### TO DO
All of the lines below are to be transcribed faithfully, with pictures excluded from the copy.

[Figure collection entries]
■ ■ ■ ■

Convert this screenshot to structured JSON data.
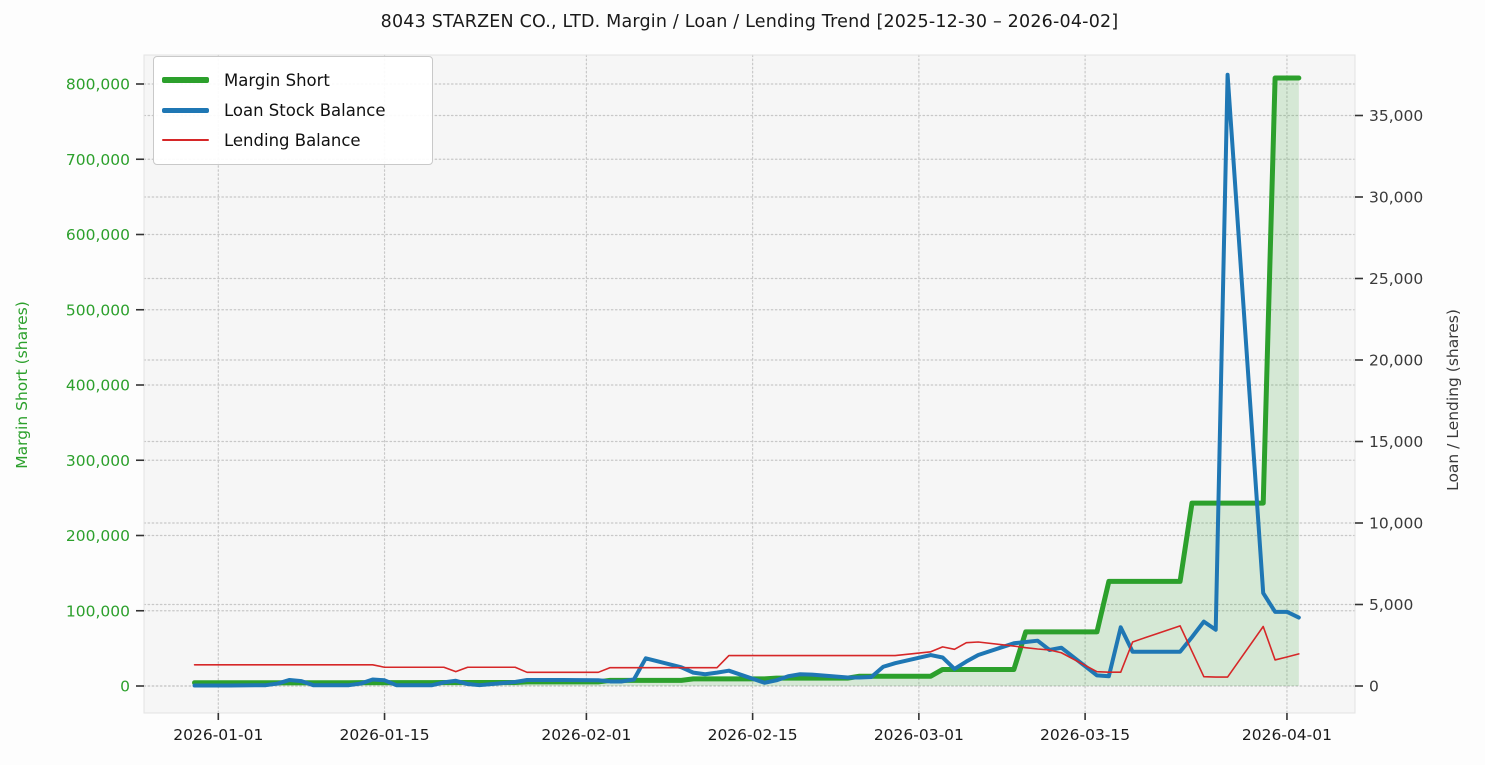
{
  "chart_data": {
    "type": "line",
    "title": "8043 STARZEN CO., LTD. Margin / Loan / Lending Trend [2025-12-30 – 2026-04-02]",
    "grid": true,
    "plot_background": "#f6f6f6",
    "gridline_color": "#c8c8c8",
    "x_dates": [
      "2025-12-30",
      "2025-12-31",
      "2026-01-01",
      "2026-01-02",
      "2026-01-05",
      "2026-01-06",
      "2026-01-07",
      "2026-01-08",
      "2026-01-09",
      "2026-01-12",
      "2026-01-13",
      "2026-01-14",
      "2026-01-15",
      "2026-01-16",
      "2026-01-19",
      "2026-01-20",
      "2026-01-21",
      "2026-01-22",
      "2026-01-23",
      "2026-01-26",
      "2026-01-27",
      "2026-01-28",
      "2026-01-29",
      "2026-01-30",
      "2026-02-02",
      "2026-02-03",
      "2026-02-04",
      "2026-02-05",
      "2026-02-06",
      "2026-02-09",
      "2026-02-10",
      "2026-02-11",
      "2026-02-12",
      "2026-02-13",
      "2026-02-16",
      "2026-02-17",
      "2026-02-18",
      "2026-02-19",
      "2026-02-20",
      "2026-02-23",
      "2026-02-24",
      "2026-02-25",
      "2026-02-26",
      "2026-02-27",
      "2026-03-02",
      "2026-03-03",
      "2026-03-04",
      "2026-03-05",
      "2026-03-06",
      "2026-03-09",
      "2026-03-10",
      "2026-03-11",
      "2026-03-12",
      "2026-03-13",
      "2026-03-16",
      "2026-03-17",
      "2026-03-18",
      "2026-03-19",
      "2026-03-20",
      "2026-03-23",
      "2026-03-24",
      "2026-03-25",
      "2026-03-26",
      "2026-03-27",
      "2026-03-30",
      "2026-03-31",
      "2026-04-01",
      "2026-04-02"
    ],
    "series": [
      {
        "name": "Margin Short",
        "axis": "left",
        "color": "#2ca02c",
        "line_width": 5,
        "fill": true,
        "fill_color": "rgba(44,160,44,0.16)",
        "values": [
          4400,
          4400,
          4400,
          4400,
          4400,
          4400,
          4400,
          4400,
          4400,
          4400,
          4500,
          4500,
          4500,
          4500,
          4500,
          4700,
          4700,
          4700,
          4700,
          4700,
          5500,
          5500,
          5500,
          5500,
          5500,
          7500,
          7500,
          7500,
          7500,
          7500,
          9500,
          9500,
          9500,
          9500,
          9500,
          10500,
          10500,
          10500,
          10500,
          10500,
          13000,
          13000,
          13000,
          13000,
          13000,
          22000,
          22000,
          22000,
          22000,
          22000,
          72000,
          72000,
          72000,
          72000,
          72000,
          139000,
          139000,
          139000,
          139000,
          139000,
          243000,
          243000,
          243000,
          243000,
          243000,
          808000,
          808000,
          808000
        ]
      },
      {
        "name": "Loan Stock Balance",
        "axis": "right",
        "color": "#1f77b4",
        "line_width": 4,
        "fill": false,
        "values": [
          30,
          30,
          30,
          30,
          50,
          150,
          370,
          300,
          50,
          50,
          150,
          400,
          350,
          50,
          50,
          220,
          320,
          120,
          50,
          250,
          370,
          370,
          370,
          370,
          350,
          280,
          280,
          400,
          1700,
          1150,
          820,
          720,
          820,
          940,
          200,
          350,
          600,
          720,
          700,
          520,
          520,
          550,
          1180,
          1400,
          1900,
          1750,
          1050,
          1500,
          1900,
          2620,
          2700,
          2780,
          2210,
          2350,
          650,
          600,
          3600,
          2100,
          2100,
          2100,
          3000,
          3950,
          3450,
          37500,
          5700,
          4550,
          4550,
          4200
        ]
      },
      {
        "name": "Lending Balance",
        "axis": "right",
        "color": "#d62728",
        "line_width": 1.6,
        "fill": false,
        "values": [
          1300,
          1300,
          1300,
          1300,
          1300,
          1300,
          1300,
          1300,
          1300,
          1300,
          1300,
          1300,
          1150,
          1150,
          1150,
          1150,
          880,
          1150,
          1150,
          1150,
          840,
          840,
          840,
          840,
          840,
          1125,
          1125,
          1125,
          1125,
          1125,
          1125,
          1125,
          1125,
          1870,
          1870,
          1870,
          1870,
          1870,
          1870,
          1870,
          1870,
          1870,
          1870,
          1870,
          2100,
          2400,
          2250,
          2660,
          2700,
          2450,
          2350,
          2270,
          2210,
          2040,
          880,
          850,
          850,
          2700,
          2950,
          3690,
          2130,
          570,
          550,
          550,
          3650,
          1600,
          1780,
          1970
        ]
      }
    ],
    "left_axis": {
      "label": "Margin Short (shares)",
      "color": "#2ca02c",
      "tick_values": [
        0,
        100000,
        200000,
        300000,
        400000,
        500000,
        600000,
        700000,
        800000
      ],
      "tick_labels": [
        "0",
        "100,000",
        "200,000",
        "300,000",
        "400,000",
        "500,000",
        "600,000",
        "700,000",
        "800,000"
      ]
    },
    "right_axis": {
      "label": "Loan / Lending (shares)",
      "color": "#3a3a3a",
      "tick_values": [
        0,
        5000,
        10000,
        15000,
        20000,
        25000,
        30000,
        35000
      ],
      "tick_labels": [
        "0",
        "5,000",
        "10,000",
        "15,000",
        "20,000",
        "25,000",
        "30,000",
        "35,000"
      ]
    },
    "x_axis": {
      "tick_dates": [
        "2026-01-01",
        "2026-01-15",
        "2026-02-01",
        "2026-02-15",
        "2026-03-01",
        "2026-03-15",
        "2026-04-01"
      ],
      "tick_labels": [
        "2026-01-01",
        "2026-01-15",
        "2026-02-01",
        "2026-02-15",
        "2026-03-01",
        "2026-03-15",
        "2026-04-01"
      ],
      "color": "#1a1a1a"
    },
    "legend": {
      "position": "upper left",
      "entries": [
        "Margin Short",
        "Loan Stock Balance",
        "Lending Balance"
      ]
    }
  }
}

■ ■ ■ ■

### COMPLETED TASK
Convert this screenshot to structured JSON data.
{
  "chart_data": {
    "type": "line",
    "title": "8043 STARZEN CO., LTD. Margin / Loan / Lending Trend [2025-12-30 – 2026-04-02]",
    "grid": true,
    "plot_background": "#f6f6f6",
    "gridline_color": "#c8c8c8",
    "x_dates": [
      "2025-12-30",
      "2025-12-31",
      "2026-01-01",
      "2026-01-02",
      "2026-01-05",
      "2026-01-06",
      "2026-01-07",
      "2026-01-08",
      "2026-01-09",
      "2026-01-12",
      "2026-01-13",
      "2026-01-14",
      "2026-01-15",
      "2026-01-16",
      "2026-01-19",
      "2026-01-20",
      "2026-01-21",
      "2026-01-22",
      "2026-01-23",
      "2026-01-26",
      "2026-01-27",
      "2026-01-28",
      "2026-01-29",
      "2026-01-30",
      "2026-02-02",
      "2026-02-03",
      "2026-02-04",
      "2026-02-05",
      "2026-02-06",
      "2026-02-09",
      "2026-02-10",
      "2026-02-11",
      "2026-02-12",
      "2026-02-13",
      "2026-02-16",
      "2026-02-17",
      "2026-02-18",
      "2026-02-19",
      "2026-02-20",
      "2026-02-23",
      "2026-02-24",
      "2026-02-25",
      "2026-02-26",
      "2026-02-27",
      "2026-03-02",
      "2026-03-03",
      "2026-03-04",
      "2026-03-05",
      "2026-03-06",
      "2026-03-09",
      "2026-03-10",
      "2026-03-11",
      "2026-03-12",
      "2026-03-13",
      "2026-03-16",
      "2026-03-17",
      "2026-03-18",
      "2026-03-19",
      "2026-03-20",
      "2026-03-23",
      "2026-03-24",
      "2026-03-25",
      "2026-03-26",
      "2026-03-27",
      "2026-03-30",
      "2026-03-31",
      "2026-04-01",
      "2026-04-02"
    ],
    "series": [
      {
        "name": "Margin Short",
        "axis": "left",
        "color": "#2ca02c",
        "line_width": 5,
        "fill": true,
        "fill_color": "rgba(44,160,44,0.16)",
        "values": [
          4400,
          4400,
          4400,
          4400,
          4400,
          4400,
          4400,
          4400,
          4400,
          4400,
          4500,
          4500,
          4500,
          4500,
          4500,
          4700,
          4700,
          4700,
          4700,
          4700,
          5500,
          5500,
          5500,
          5500,
          5500,
          7500,
          7500,
          7500,
          7500,
          7500,
          9500,
          9500,
          9500,
          9500,
          9500,
          10500,
          10500,
          10500,
          10500,
          10500,
          13000,
          13000,
          13000,
          13000,
          13000,
          22000,
          22000,
          22000,
          22000,
          22000,
          72000,
          72000,
          72000,
          72000,
          72000,
          139000,
          139000,
          139000,
          139000,
          139000,
          243000,
          243000,
          243000,
          243000,
          243000,
          808000,
          808000,
          808000
        ]
      },
      {
        "name": "Loan Stock Balance",
        "axis": "right",
        "color": "#1f77b4",
        "line_width": 4,
        "fill": false,
        "values": [
          30,
          30,
          30,
          30,
          50,
          150,
          370,
          300,
          50,
          50,
          150,
          400,
          350,
          50,
          50,
          220,
          320,
          120,
          50,
          250,
          370,
          370,
          370,
          370,
          350,
          280,
          280,
          400,
          1700,
          1150,
          820,
          720,
          820,
          940,
          200,
          350,
          600,
          720,
          700,
          520,
          520,
          550,
          1180,
          1400,
          1900,
          1750,
          1050,
          1500,
          1900,
          2620,
          2700,
          2780,
          2210,
          2350,
          650,
          600,
          3600,
          2100,
          2100,
          2100,
          3000,
          3950,
          3450,
          37500,
          5700,
          4550,
          4550,
          4200
        ]
      },
      {
        "name": "Lending Balance",
        "axis": "right",
        "color": "#d62728",
        "line_width": 1.6,
        "fill": false,
        "values": [
          1300,
          1300,
          1300,
          1300,
          1300,
          1300,
          1300,
          1300,
          1300,
          1300,
          1300,
          1300,
          1150,
          1150,
          1150,
          1150,
          880,
          1150,
          1150,
          1150,
          840,
          840,
          840,
          840,
          840,
          1125,
          1125,
          1125,
          1125,
          1125,
          1125,
          1125,
          1125,
          1870,
          1870,
          1870,
          1870,
          1870,
          1870,
          1870,
          1870,
          1870,
          1870,
          1870,
          2100,
          2400,
          2250,
          2660,
          2700,
          2450,
          2350,
          2270,
          2210,
          2040,
          880,
          850,
          850,
          2700,
          2950,
          3690,
          2130,
          570,
          550,
          550,
          3650,
          1600,
          1780,
          1970
        ]
      }
    ],
    "left_axis": {
      "label": "Margin Short (shares)",
      "color": "#2ca02c",
      "tick_values": [
        0,
        100000,
        200000,
        300000,
        400000,
        500000,
        600000,
        700000,
        800000
      ],
      "tick_labels": [
        "0",
        "100,000",
        "200,000",
        "300,000",
        "400,000",
        "500,000",
        "600,000",
        "700,000",
        "800,000"
      ]
    },
    "right_axis": {
      "label": "Loan / Lending (shares)",
      "color": "#3a3a3a",
      "tick_values": [
        0,
        5000,
        10000,
        15000,
        20000,
        25000,
        30000,
        35000
      ],
      "tick_labels": [
        "0",
        "5,000",
        "10,000",
        "15,000",
        "20,000",
        "25,000",
        "30,000",
        "35,000"
      ]
    },
    "x_axis": {
      "tick_dates": [
        "2026-01-01",
        "2026-01-15",
        "2026-02-01",
        "2026-02-15",
        "2026-03-01",
        "2026-03-15",
        "2026-04-01"
      ],
      "tick_labels": [
        "2026-01-01",
        "2026-01-15",
        "2026-02-01",
        "2026-02-15",
        "2026-03-01",
        "2026-03-15",
        "2026-04-01"
      ],
      "color": "#1a1a1a"
    },
    "legend": {
      "position": "upper left",
      "entries": [
        "Margin Short",
        "Loan Stock Balance",
        "Lending Balance"
      ]
    }
  }
}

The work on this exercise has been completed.